Directions for this task — Filter the lines below and copy out each one that contains the string "mean", matching case exactly.

Raw data —
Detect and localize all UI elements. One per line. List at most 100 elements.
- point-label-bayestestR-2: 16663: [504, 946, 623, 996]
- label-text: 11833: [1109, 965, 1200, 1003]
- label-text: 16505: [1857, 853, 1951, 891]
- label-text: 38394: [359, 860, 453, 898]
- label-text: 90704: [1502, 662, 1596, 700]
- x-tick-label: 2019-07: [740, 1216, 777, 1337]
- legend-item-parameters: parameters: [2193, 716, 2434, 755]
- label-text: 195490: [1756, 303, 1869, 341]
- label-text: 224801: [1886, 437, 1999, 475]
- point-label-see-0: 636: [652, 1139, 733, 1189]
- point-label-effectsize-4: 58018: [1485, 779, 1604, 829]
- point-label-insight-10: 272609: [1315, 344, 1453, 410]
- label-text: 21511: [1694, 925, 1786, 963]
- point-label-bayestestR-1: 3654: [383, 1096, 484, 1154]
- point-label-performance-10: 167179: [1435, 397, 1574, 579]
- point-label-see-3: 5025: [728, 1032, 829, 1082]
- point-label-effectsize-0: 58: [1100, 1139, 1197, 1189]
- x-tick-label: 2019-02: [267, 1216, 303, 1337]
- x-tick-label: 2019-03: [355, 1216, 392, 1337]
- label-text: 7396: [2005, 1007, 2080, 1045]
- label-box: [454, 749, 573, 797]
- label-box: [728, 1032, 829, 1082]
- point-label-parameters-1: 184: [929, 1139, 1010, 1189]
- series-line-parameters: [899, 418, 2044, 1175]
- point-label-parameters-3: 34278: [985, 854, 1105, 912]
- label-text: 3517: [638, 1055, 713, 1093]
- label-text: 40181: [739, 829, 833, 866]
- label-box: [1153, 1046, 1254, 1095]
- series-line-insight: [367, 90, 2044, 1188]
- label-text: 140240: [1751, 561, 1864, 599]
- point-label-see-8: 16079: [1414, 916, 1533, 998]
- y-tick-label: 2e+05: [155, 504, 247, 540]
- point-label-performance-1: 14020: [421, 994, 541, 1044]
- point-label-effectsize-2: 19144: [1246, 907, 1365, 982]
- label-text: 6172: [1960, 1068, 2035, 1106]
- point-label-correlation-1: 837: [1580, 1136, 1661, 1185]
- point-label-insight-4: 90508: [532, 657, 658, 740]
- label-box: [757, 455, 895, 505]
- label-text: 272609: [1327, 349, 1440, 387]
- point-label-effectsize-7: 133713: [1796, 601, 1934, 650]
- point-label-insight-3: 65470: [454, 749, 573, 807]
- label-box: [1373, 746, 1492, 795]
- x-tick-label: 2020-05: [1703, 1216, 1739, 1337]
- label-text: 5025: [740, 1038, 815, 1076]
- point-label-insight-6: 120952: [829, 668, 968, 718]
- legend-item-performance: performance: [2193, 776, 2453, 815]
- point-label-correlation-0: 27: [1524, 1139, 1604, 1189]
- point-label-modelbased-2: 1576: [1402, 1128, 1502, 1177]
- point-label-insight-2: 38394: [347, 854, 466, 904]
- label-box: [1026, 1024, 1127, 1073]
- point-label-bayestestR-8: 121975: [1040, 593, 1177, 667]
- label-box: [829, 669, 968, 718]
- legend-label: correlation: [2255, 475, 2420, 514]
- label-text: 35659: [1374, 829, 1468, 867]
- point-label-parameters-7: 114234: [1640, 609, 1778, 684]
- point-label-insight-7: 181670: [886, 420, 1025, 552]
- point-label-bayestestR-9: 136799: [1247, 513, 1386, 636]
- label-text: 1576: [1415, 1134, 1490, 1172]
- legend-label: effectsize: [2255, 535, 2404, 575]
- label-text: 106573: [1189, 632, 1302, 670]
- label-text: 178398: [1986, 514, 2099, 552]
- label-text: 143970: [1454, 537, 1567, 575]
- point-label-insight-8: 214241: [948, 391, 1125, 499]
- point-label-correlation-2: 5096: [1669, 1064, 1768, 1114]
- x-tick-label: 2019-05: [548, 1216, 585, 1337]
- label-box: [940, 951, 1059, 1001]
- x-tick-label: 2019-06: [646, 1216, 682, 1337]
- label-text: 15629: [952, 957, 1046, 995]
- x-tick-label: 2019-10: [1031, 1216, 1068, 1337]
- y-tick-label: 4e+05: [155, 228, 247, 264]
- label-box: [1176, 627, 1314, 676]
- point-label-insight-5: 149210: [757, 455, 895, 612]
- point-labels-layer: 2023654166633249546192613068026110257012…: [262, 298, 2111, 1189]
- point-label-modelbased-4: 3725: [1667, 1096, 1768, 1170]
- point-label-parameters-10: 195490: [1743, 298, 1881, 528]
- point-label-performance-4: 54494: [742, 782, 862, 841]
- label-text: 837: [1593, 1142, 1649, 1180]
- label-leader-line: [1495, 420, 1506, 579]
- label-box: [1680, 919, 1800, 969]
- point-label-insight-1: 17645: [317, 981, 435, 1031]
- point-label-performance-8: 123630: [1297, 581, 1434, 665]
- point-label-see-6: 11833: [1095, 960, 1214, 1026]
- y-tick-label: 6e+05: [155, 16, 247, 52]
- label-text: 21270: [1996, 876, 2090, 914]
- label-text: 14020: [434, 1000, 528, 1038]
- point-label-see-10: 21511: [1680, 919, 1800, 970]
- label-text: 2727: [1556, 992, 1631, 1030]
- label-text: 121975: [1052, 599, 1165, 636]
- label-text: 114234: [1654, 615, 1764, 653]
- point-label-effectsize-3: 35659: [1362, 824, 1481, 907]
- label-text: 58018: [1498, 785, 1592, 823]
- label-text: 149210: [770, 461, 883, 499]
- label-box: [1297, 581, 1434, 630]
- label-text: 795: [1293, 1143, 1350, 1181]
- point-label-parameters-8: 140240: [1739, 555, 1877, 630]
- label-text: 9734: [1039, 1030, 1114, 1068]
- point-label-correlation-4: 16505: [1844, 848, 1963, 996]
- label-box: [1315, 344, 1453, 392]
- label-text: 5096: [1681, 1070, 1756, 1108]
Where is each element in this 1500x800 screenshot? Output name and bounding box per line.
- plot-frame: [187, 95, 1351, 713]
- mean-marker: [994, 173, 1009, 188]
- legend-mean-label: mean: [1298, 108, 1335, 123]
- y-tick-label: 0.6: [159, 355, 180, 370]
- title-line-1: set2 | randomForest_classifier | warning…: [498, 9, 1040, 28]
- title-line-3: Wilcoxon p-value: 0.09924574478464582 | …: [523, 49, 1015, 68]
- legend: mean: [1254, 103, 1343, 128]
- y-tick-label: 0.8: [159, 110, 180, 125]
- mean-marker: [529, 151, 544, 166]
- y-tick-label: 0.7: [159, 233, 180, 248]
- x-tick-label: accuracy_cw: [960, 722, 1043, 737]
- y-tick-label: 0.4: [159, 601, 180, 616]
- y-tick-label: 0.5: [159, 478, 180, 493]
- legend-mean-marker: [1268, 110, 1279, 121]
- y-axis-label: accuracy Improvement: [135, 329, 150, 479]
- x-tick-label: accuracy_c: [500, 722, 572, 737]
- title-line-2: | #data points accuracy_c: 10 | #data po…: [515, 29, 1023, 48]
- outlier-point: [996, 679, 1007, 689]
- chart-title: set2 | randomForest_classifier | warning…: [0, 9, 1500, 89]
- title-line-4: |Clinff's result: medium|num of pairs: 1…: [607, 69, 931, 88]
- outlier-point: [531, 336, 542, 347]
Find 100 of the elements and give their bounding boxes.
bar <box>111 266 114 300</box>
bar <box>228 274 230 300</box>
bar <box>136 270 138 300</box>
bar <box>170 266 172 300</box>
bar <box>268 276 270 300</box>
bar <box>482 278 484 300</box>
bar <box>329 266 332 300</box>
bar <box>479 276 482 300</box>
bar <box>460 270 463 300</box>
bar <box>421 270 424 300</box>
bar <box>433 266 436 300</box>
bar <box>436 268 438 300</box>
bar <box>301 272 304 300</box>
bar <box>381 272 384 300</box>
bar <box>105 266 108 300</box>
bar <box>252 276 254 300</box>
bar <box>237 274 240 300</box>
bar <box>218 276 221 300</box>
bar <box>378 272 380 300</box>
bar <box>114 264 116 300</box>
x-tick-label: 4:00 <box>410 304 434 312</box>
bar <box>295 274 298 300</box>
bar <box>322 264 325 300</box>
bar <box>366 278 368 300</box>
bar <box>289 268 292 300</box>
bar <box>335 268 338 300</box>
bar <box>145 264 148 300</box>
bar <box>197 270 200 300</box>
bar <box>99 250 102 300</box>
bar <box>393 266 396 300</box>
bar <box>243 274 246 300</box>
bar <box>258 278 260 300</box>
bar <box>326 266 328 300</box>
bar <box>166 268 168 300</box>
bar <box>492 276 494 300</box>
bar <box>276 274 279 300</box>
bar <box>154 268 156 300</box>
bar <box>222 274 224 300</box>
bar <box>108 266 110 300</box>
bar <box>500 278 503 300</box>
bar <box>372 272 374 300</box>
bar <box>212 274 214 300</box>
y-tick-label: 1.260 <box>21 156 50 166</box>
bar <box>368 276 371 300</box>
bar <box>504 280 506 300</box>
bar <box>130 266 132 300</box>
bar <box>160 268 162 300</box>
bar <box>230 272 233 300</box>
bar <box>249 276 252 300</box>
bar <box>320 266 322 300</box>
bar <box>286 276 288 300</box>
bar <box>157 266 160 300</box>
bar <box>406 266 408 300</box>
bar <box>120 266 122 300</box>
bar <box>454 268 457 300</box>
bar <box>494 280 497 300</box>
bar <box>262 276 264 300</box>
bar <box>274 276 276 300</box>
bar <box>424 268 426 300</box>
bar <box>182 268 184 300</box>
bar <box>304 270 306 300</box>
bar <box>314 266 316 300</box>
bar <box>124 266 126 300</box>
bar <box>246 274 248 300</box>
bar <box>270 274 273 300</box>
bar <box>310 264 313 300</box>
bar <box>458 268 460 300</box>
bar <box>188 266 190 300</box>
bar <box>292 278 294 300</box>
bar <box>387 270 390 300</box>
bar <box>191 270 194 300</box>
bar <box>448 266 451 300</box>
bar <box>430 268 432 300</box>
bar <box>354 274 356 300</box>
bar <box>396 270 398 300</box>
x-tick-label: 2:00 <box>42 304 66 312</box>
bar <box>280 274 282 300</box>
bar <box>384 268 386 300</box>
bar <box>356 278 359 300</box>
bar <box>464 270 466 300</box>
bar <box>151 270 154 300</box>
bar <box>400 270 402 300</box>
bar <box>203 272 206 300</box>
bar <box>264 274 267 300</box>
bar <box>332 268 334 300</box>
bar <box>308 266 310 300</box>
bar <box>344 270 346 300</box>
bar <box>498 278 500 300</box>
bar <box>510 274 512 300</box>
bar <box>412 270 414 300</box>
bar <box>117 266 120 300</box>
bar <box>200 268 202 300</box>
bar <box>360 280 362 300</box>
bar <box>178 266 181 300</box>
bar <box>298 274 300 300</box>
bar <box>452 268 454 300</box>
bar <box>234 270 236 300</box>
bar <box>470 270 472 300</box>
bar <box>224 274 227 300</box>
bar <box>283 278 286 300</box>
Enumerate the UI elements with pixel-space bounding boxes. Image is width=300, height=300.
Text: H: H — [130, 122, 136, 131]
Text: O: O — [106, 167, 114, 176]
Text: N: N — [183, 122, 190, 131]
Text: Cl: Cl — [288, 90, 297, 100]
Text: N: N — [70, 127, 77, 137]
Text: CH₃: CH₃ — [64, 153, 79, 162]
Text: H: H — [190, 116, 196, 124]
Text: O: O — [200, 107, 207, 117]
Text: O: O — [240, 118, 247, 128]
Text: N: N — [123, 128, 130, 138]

Answer for the task —
- mean-marker: [994, 173, 1009, 188]
- legend-mean-label: mean: [1298, 108, 1335, 123]
- legend: mean: [1254, 103, 1343, 128]
- mean-marker: [529, 151, 544, 166]
- legend-mean-marker: [1268, 110, 1279, 121]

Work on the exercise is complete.